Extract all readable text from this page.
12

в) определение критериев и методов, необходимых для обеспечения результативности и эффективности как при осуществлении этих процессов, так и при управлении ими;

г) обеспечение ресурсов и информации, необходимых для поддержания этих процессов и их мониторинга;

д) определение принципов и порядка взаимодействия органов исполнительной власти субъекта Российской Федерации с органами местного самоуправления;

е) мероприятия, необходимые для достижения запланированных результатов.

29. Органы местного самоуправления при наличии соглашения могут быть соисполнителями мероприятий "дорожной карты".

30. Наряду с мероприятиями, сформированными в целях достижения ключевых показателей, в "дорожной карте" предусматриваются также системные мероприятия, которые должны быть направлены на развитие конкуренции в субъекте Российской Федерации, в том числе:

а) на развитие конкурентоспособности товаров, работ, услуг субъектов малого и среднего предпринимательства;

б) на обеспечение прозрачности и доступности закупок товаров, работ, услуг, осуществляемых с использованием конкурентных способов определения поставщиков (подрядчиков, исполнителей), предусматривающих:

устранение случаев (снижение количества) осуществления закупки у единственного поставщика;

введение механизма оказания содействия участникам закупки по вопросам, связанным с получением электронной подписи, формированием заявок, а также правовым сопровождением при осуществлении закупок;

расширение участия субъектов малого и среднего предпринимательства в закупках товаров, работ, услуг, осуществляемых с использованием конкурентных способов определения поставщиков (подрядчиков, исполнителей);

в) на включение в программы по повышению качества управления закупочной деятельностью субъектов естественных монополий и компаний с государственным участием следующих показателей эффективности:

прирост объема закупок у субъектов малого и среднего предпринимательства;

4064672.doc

•••

• **Problem statement**
Exact copies of all the records are required.

• **Correct response**
Extract all readable text from this page.
12

в) определение критериев и методов, необходимых для обеспечения результативности и эффективности как при осуществлении этих процессов, так и при управлении ими;

г) обеспечение ресурсов и информации, необходимых для поддержания этих процессов и их мониторинга;

д) определение принципов и порядка взаимодействия органов исполнительной власти субъекта Российской Федерации с органами местного самоуправления;

е) мероприятия, необходимые для достижения запланированных результатов.

29. Органы местного самоуправления при наличии соглашения могут быть соисполнителями мероприятий "дорожной карты".

30. Наряду с мероприятиями, сформированными в целях достижения ключевых показателей, в "дорожной карте" предусматриваются также системные мероприятия, которые должны быть направлены на развитие конкуренции в субъекте Российской Федерации, в том числе:

а) на развитие конкурентоспособности товаров, работ, услуг субъектов малого и среднего предпринимательства;

б) на обеспечение прозрачности и доступности закупок товаров, работ, услуг, осуществляемых с использованием конкурентных способов определения поставщиков (подрядчиков, исполнителей), предусматривающих:

устранение случаев (снижение количества) осуществления закупки у единственного поставщика;

введение механизма оказания содействия участникам закупки по вопросам, связанным с получением электронной подписи, формированием заявок, а также правовым сопровождением при осуществлении закупок;

расширение участия субъектов малого и среднего предпринимательства в закупках товаров, работ, услуг, осуществляемых с использованием конкурентных способов определения поставщиков (подрядчиков, исполнителей);

в) на включение в программы по повышению качества управления закупочной деятельностью субъектов естественных монополий и компаний с государственным участием следующих показателей эффективности:

прирост объема закупок у субъектов малого и среднего предпринимательства;

4064672.doc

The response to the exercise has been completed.